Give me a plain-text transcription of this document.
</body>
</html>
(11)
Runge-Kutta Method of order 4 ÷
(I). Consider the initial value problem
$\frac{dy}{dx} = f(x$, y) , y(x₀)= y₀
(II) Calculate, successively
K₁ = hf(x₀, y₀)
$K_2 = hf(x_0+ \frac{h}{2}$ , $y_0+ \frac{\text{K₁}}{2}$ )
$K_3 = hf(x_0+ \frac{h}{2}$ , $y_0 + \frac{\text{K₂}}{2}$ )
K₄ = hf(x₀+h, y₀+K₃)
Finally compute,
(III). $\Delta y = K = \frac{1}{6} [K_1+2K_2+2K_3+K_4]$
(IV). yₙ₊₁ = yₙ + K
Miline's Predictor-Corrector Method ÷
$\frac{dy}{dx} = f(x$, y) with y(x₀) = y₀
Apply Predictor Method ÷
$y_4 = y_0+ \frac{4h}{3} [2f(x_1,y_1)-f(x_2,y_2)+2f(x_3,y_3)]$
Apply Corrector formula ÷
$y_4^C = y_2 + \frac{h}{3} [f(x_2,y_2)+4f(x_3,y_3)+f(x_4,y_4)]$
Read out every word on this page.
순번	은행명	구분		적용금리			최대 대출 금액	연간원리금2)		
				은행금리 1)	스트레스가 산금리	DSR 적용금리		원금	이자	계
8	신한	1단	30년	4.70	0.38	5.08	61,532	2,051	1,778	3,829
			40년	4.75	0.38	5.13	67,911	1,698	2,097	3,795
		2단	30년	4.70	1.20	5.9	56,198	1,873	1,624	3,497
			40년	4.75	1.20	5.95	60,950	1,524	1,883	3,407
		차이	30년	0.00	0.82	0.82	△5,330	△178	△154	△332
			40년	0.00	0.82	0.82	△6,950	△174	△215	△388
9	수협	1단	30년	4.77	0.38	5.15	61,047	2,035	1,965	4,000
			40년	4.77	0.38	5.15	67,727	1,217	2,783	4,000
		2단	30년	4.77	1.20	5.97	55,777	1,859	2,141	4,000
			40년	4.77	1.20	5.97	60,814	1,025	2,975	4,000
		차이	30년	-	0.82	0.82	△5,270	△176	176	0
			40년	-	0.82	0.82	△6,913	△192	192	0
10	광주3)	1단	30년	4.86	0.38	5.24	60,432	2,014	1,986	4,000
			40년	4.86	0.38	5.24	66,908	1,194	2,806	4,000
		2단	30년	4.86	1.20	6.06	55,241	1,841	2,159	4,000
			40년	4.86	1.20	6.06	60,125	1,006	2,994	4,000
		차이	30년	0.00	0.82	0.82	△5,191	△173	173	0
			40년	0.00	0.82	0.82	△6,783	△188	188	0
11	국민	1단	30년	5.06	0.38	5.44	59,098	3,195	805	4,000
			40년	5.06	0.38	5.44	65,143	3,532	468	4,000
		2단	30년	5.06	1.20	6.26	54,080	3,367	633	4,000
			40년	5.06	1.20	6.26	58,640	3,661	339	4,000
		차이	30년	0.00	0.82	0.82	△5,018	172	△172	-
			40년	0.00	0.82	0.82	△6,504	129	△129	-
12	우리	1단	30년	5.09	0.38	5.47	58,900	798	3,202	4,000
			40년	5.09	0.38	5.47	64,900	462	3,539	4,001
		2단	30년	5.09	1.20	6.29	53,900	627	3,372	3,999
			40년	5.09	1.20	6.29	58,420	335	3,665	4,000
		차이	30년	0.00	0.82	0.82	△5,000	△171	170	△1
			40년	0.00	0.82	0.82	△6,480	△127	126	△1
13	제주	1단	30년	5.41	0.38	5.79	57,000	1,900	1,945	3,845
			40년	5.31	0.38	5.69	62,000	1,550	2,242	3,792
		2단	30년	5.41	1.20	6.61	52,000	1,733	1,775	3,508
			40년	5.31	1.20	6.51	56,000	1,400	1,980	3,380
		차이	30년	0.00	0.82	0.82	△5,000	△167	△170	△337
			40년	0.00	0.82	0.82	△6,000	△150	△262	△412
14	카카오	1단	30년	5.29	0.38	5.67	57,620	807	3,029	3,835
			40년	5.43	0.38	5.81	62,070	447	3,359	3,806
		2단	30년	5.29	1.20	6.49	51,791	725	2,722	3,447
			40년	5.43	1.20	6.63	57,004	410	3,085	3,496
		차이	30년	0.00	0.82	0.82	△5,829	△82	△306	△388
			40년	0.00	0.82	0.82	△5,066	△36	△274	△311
==
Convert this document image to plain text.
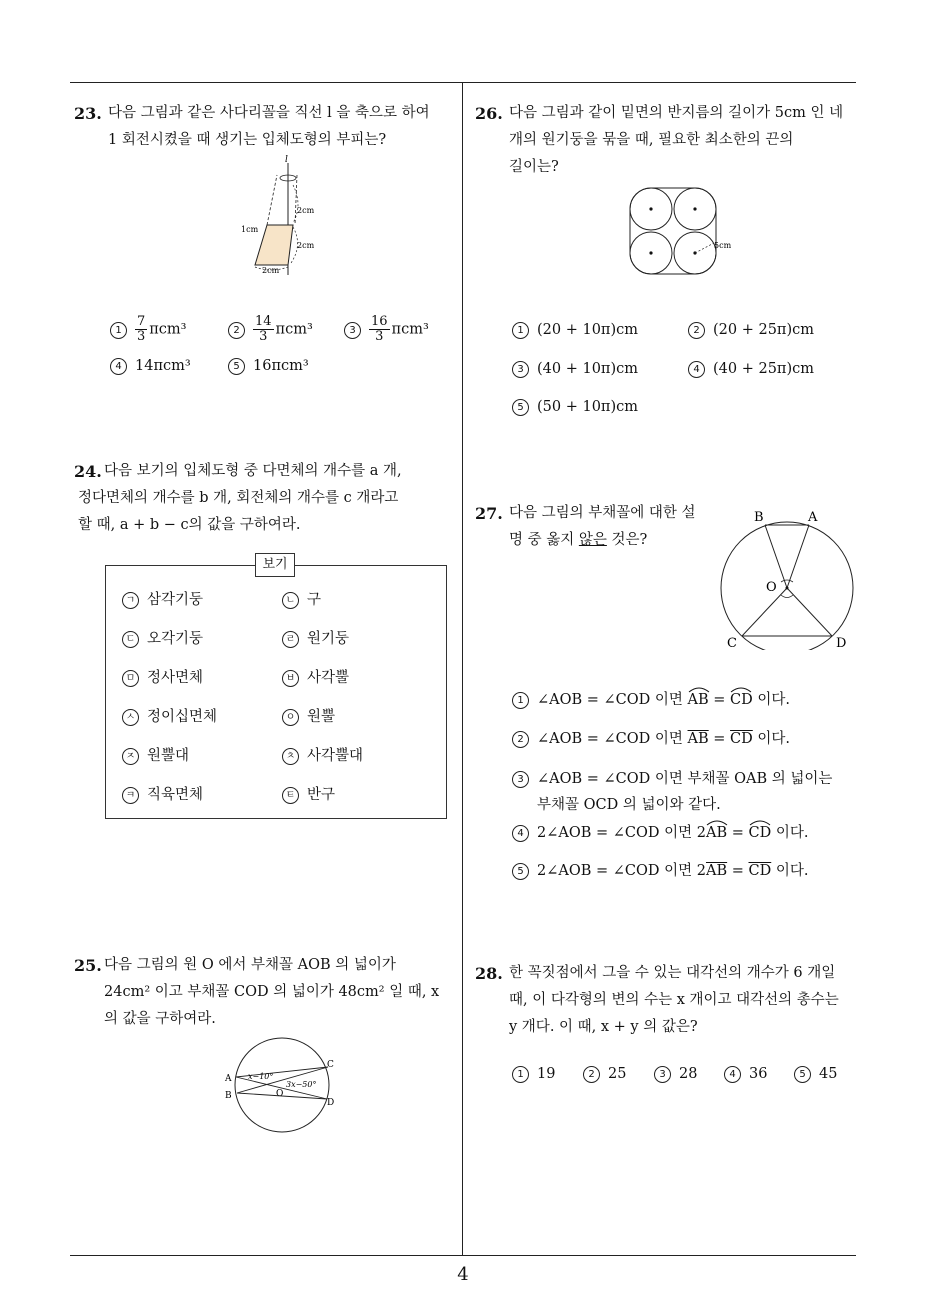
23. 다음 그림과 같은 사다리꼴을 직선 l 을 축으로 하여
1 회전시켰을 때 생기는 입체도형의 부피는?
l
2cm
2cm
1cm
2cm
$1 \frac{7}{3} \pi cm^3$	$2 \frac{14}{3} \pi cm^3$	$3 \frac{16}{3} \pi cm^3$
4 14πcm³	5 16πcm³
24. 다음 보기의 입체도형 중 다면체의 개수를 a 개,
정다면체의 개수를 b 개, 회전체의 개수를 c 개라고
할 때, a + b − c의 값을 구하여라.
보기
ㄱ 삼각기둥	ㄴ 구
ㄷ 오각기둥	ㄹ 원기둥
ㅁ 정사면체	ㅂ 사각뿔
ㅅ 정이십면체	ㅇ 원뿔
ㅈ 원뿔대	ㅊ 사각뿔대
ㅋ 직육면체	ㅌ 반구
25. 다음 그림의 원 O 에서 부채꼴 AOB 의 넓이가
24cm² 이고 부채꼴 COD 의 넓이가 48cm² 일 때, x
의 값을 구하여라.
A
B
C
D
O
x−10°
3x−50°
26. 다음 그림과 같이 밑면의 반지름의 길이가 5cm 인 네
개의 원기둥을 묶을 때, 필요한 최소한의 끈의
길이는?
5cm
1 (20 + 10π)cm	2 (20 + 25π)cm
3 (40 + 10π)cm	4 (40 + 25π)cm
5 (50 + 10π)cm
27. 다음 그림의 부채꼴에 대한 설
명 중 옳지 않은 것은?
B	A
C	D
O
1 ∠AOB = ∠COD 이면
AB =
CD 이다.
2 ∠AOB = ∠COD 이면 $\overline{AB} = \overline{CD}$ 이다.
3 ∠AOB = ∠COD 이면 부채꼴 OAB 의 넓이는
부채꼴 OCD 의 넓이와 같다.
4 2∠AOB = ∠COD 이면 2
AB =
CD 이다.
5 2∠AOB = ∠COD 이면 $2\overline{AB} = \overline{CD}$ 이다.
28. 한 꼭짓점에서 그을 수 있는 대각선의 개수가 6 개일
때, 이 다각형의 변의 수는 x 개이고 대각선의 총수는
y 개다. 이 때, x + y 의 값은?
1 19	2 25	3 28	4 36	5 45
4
==
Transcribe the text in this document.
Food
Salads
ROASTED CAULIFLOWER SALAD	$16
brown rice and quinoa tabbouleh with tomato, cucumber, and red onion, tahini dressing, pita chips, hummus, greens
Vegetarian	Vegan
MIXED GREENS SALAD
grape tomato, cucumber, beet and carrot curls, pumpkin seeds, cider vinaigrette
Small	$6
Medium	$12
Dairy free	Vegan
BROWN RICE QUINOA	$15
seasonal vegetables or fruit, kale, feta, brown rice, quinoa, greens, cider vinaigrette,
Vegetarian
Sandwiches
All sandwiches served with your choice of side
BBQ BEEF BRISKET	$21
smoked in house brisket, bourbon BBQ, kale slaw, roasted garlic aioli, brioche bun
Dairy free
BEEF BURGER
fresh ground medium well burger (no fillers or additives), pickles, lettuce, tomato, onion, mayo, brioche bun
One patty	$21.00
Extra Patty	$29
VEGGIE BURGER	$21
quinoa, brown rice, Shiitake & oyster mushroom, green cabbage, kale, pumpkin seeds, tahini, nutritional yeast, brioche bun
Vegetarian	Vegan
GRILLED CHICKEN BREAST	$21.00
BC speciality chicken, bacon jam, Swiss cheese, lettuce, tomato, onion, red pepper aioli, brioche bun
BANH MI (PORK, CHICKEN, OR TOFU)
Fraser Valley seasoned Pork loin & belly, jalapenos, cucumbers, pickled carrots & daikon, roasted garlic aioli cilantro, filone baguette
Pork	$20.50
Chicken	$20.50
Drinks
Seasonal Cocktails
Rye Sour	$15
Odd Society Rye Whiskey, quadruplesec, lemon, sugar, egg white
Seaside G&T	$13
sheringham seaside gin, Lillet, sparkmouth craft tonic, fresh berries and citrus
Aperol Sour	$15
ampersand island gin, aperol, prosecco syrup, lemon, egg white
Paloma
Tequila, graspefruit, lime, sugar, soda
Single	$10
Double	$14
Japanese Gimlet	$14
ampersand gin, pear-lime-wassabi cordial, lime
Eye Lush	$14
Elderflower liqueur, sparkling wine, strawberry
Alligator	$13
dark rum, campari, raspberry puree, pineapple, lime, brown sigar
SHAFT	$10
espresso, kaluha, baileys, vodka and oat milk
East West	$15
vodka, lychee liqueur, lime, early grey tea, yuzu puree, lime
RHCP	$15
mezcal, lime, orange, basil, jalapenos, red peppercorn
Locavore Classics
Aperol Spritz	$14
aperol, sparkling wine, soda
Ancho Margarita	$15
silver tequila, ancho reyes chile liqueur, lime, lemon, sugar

» JOB:
Every line that holds the word "text" should be extracted.

» SOLUTION TO THE EXERCISE:
Give me a plain-text transcription of this document.
$K_2 = hf(x_0+ \frac{h}{2}$ , $y_0+ \frac{\text{K₁}}{2}$ )
$K_3 = hf(x_0+ \frac{h}{2}$ , $y_0 + \frac{\text{K₂}}{2}$ )
Convert this document image to plain text.
Transcribe the text in this document.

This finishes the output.